INFORMATION PROVIDED:

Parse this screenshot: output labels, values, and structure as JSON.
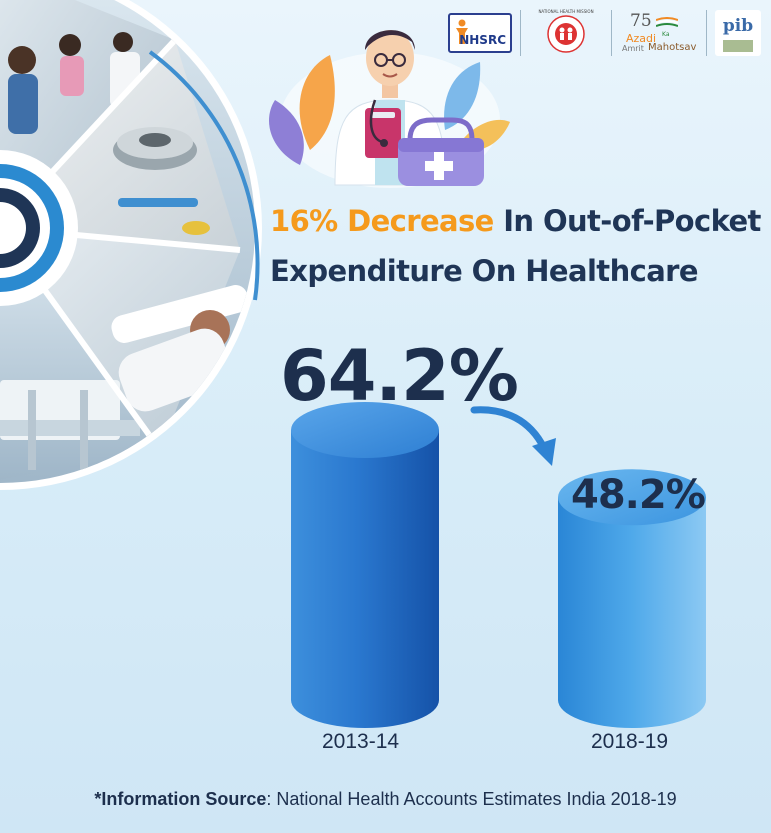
{
  "logos": {
    "nhsrc": "NHSRC",
    "nhm": "NATIONAL HEALTH MISSION",
    "azadi_number": "75",
    "azadi_word": "Azadi",
    "azadi_ka": "Ka",
    "azadi_amrit": "Amrit",
    "azadi_mahotsav": "Mahotsav",
    "pib": "pib"
  },
  "headline": {
    "accent": "16% Decrease",
    "rest_line1": " In Out-of-Pocket",
    "line2": "Expenditure On Healthcare"
  },
  "colors": {
    "accent": "#f59a1c",
    "title": "#1f3556",
    "bar_dark": "#1b63b8",
    "bar_light": "#4aa7ea"
  },
  "chart_data": {
    "type": "bar",
    "categories": [
      "2013-14",
      "2018-19"
    ],
    "values": [
      64.2,
      48.2
    ],
    "value_labels": [
      "64.2%",
      "48.2%"
    ],
    "unit": "%"
  },
  "source": {
    "label": "*Information Source",
    "text": ": National Health Accounts Estimates India 2018-19"
  },
  "illustrations": [
    "doctor-illustration",
    "medical-kit-icon",
    "hospital-photo-collage"
  ]
}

AIM: Search the entries for "values" and copy out each line that has it.

CORRECT OUTPUT:
Parse this screenshot: output labels, values, and structure as JSON.
    "values": [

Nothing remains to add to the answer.